[Dataset items]
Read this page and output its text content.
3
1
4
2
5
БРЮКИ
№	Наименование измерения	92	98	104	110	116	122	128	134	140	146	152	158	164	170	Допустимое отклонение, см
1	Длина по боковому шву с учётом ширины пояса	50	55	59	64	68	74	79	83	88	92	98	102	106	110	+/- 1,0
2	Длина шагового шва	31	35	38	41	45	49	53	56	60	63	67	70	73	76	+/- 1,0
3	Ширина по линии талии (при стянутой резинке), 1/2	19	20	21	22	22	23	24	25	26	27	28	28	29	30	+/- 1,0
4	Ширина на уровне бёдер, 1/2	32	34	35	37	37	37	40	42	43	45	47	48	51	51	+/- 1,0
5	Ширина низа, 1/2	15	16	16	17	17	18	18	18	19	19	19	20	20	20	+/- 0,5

[EXERCISE INSTRUCTIONS] Search the data above for the string "Ширина" and return every line that has it.

[SOLUTION FOR THIS TASK]
3	Ширина по линии талии (при стянутой резинке), 1/2	19	20	21	22	22	23	24	25	26	27	28	28	29	30	+/- 1,0
4	Ширина на уровне бёдер, 1/2	32	34	35	37	37	37	40	42	43	45	47	48	51	51	+/- 1,0
5	Ширина низа, 1/2	15	16	16	17	17	18	18	18	19	19	19	20	20	20	+/- 0,5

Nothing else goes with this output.